━━━━━ Selected excerpt ━━━━━
A fun fact about the novel was that it was written in three weeks in the year 1936 and then was published a year later on September 18, 1937. One one of the biographies about Zora said that “Hurston is interested in far more than the development of one woman’s journey to self-knowledge; she seeks to find a discourse that celebrates both the voices and the bodies of African-Americans,” - Deborah Clake. Which goes along with the synopsis of the book being about a woman named Janie Crawford, whose life is a quest to find true love. She narrates about her marriages, during her quest, to her close friend Pheoby. Overall, the novel has an array of hard-hitting themes that someone would have to through to find. With that in mind, the two main themes that are one of the most obvious are the strict gender roles and self-actualization.

This book takes place in the 1930s, which is around the end of the lavishness of the Roaring 20s and into the train wreck that would be called the Great Depression. Women during this time do not have as good as their male counterparts. They are encouraged or even told to say at home because back then men thought -- and even other women thought -- that was the proper place for a woman to be. Hurston, in her novel, plays off this trope, empowered men and underpowered women, extremely well because that is what life was like. A prime example of this would be a character named Jodie Starks, a wealthy man who desires nothing but power and to have control over other people. He even decides to marry Janie because he wanted something he could show off to the townspeople. Jodie is such an infuriating character because of how well he was written. He displays how men in power often treat their wives. Jodie only wants an image, not a speaker he even says this, “Thank yuh fuh yo’ compliments, but mah wife don’t know nothin’ bout no speech-makin.’ Ah never married her nothin’ lak dat. She’s uh woman and her place is in de home.” He tries to take away her voice, change the way she looks, the way she acts, where she goes, and probably the people that she hangs around. It’s all about for the man here and if the wife looks bad so does the husband. In conclusion, this drives home that some men during this time enforce that women have a place in the house and that they should be quiet and submissive.
━━━━━
Given request A:
Copy the rows exactly as they stand, from the first row through the row containing "day-number: 20 <box>195 872 271 889</box>", with both ends included.
The essay excerpt and the rows come from different sources.
━━━━━ Given information ━━━━━
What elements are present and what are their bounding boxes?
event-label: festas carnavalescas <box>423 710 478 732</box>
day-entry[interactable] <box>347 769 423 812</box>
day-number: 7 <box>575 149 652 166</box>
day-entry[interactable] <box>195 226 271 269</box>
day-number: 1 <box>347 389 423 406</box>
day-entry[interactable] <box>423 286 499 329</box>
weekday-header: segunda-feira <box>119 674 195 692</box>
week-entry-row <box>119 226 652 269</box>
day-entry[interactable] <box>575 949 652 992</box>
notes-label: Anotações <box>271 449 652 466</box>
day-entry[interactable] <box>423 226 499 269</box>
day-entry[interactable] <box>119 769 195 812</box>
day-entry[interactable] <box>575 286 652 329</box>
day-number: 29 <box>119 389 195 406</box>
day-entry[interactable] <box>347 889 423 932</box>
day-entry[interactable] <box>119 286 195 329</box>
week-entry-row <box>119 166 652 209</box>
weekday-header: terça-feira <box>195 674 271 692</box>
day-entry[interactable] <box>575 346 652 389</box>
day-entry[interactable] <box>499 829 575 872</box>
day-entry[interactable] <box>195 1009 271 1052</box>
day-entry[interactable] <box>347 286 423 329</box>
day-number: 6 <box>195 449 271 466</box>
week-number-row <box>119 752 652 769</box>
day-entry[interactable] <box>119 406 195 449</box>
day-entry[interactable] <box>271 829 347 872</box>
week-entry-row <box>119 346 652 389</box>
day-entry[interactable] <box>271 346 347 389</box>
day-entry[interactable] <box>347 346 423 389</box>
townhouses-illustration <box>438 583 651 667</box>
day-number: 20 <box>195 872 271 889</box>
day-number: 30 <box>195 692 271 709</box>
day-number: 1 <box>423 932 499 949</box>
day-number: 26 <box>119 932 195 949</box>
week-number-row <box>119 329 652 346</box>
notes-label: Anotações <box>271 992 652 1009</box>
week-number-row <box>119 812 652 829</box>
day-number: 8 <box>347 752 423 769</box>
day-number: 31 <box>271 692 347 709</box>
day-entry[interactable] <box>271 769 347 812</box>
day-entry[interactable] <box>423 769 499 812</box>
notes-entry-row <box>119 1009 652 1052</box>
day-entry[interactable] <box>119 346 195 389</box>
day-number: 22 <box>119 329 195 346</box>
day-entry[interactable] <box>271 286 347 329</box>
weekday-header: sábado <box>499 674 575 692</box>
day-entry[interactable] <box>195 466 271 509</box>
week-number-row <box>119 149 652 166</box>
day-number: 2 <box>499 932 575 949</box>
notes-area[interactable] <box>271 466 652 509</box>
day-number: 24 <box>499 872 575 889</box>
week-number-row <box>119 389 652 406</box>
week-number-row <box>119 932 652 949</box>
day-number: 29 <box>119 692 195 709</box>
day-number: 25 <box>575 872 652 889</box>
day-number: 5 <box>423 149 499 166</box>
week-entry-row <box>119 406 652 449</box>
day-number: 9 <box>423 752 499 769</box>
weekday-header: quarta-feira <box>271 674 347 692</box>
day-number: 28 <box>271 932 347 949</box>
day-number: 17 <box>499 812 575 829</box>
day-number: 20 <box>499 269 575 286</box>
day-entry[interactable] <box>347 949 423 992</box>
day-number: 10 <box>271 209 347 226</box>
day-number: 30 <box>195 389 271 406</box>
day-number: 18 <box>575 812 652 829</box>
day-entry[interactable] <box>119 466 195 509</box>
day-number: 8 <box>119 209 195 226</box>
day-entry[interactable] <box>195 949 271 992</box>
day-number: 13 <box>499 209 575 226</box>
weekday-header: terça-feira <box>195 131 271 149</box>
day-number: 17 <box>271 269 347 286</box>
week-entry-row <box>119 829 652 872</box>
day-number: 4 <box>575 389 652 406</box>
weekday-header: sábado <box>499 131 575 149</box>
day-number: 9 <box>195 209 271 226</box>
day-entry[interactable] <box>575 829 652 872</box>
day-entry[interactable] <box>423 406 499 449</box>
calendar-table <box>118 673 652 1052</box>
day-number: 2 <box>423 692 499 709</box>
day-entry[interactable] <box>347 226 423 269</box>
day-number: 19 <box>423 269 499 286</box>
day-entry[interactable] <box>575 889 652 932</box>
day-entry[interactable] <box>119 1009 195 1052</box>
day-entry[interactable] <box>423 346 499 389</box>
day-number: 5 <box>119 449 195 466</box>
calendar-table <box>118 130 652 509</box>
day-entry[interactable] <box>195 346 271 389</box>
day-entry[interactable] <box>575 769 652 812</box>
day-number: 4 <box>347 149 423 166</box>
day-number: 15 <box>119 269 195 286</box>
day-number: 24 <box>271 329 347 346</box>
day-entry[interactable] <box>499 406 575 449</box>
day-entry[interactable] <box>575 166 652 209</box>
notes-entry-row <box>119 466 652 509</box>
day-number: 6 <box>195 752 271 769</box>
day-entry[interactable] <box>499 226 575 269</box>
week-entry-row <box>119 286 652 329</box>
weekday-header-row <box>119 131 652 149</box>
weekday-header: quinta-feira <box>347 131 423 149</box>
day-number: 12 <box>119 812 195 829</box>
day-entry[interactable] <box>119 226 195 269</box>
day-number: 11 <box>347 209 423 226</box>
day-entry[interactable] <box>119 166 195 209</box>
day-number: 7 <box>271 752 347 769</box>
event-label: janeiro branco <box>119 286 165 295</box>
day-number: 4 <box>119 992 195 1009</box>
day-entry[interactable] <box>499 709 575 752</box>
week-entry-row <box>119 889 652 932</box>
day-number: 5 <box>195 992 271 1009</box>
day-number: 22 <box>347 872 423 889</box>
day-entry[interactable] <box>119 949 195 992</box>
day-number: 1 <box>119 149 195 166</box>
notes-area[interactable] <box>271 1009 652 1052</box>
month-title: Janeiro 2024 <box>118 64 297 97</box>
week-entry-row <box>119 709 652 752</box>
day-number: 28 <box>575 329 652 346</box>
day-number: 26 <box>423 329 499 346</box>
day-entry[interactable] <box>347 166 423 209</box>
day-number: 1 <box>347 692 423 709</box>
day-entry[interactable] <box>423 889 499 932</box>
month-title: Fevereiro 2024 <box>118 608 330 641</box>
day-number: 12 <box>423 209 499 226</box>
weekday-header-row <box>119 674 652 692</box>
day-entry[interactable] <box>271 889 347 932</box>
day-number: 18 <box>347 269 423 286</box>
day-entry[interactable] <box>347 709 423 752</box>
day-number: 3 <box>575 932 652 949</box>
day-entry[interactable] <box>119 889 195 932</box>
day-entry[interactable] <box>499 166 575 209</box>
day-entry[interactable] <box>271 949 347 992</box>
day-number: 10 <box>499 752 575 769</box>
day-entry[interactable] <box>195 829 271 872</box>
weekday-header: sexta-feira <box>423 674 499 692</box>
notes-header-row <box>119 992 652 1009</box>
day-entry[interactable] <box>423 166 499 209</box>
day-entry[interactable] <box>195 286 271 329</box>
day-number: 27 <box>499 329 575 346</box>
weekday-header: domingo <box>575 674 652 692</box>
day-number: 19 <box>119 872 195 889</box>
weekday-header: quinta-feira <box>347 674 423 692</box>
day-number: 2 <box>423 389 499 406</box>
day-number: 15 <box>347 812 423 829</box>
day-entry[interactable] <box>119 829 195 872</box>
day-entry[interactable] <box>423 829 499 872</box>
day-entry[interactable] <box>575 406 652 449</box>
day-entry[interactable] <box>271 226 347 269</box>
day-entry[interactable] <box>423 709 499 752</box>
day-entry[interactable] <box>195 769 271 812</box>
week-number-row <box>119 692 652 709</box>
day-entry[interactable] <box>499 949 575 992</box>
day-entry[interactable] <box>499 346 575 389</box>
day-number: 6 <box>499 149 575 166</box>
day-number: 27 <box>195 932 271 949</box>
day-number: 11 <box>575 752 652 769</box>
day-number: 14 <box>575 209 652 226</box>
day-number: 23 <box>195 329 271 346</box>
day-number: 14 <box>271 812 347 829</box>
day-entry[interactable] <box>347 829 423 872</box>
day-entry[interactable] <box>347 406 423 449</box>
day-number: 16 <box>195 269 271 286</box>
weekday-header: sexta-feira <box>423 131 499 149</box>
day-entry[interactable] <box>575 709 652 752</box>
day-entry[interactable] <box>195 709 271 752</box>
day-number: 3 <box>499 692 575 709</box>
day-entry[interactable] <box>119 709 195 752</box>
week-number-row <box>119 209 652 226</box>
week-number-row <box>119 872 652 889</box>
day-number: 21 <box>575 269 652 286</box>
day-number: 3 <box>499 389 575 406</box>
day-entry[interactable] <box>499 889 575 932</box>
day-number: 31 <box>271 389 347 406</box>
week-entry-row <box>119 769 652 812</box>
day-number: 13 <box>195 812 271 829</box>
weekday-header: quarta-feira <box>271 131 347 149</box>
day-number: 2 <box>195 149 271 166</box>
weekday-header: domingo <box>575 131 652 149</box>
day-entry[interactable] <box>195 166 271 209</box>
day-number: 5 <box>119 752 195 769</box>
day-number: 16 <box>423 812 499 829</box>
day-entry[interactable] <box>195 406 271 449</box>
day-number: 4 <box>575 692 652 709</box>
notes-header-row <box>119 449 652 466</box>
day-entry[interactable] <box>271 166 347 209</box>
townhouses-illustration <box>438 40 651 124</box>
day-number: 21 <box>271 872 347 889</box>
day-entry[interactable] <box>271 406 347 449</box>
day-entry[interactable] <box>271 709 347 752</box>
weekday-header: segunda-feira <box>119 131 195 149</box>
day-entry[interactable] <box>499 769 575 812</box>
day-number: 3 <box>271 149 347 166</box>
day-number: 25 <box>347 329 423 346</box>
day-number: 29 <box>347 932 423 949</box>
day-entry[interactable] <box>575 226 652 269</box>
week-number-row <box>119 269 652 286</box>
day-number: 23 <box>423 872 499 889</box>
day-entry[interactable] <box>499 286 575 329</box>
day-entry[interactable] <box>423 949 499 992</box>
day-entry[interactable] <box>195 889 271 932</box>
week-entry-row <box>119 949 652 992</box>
━━━━━
Given request B:
Do these statements agree with the essay excerpt? For each, answer yes or no and quote the words that decide it: (i) The novel was published on September 18, 1937. (ii) Janie narrates her marriages to her close friend Pheoby. (iii) Jodie Starks marries Janie because he admires her skill as a speaker.

Task output A:
What elements are present and what are their bounding boxes?
event-label: festas carnavalescas <box>423 710 478 732</box>
day-entry[interactable] <box>347 769 423 812</box>
day-number: 7 <box>575 149 652 166</box>
day-entry[interactable] <box>195 226 271 269</box>
day-number: 1 <box>347 389 423 406</box>
day-entry[interactable] <box>423 286 499 329</box>
weekday-header: segunda-feira <box>119 674 195 692</box>
week-entry-row <box>119 226 652 269</box>
day-entry[interactable] <box>575 949 652 992</box>
notes-label: Anotações <box>271 449 652 466</box>
day-entry[interactable] <box>423 226 499 269</box>
day-entry[interactable] <box>119 769 195 812</box>
day-entry[interactable] <box>575 286 652 329</box>
day-number: 29 <box>119 389 195 406</box>
day-entry[interactable] <box>347 889 423 932</box>
day-entry[interactable] <box>119 286 195 329</box>
week-entry-row <box>119 166 652 209</box>
weekday-header: terça-feira <box>195 674 271 692</box>
day-entry[interactable] <box>575 346 652 389</box>
day-entry[interactable] <box>499 829 575 872</box>
day-entry[interactable] <box>195 1009 271 1052</box>
day-entry[interactable] <box>347 286 423 329</box>
day-number: 6 <box>195 449 271 466</box>
week-number-row <box>119 752 652 769</box>
day-entry[interactable] <box>119 406 195 449</box>
day-entry[interactable] <box>271 829 347 872</box>
week-entry-row <box>119 346 652 389</box>
day-entry[interactable] <box>271 346 347 389</box>
day-entry[interactable] <box>347 346 423 389</box>
townhouses-illustration <box>438 583 651 667</box>
day-number: 20 <box>195 872 271 889</box>

Task output B:
(i) Yes: "then was published a year later on September 18, 1937"
(ii) Yes: "She narrates about her marriages, during her quest, to her close friend Pheoby."
(iii) No: "He even decides to marry Janie because he wanted something he could show off to the townspeople."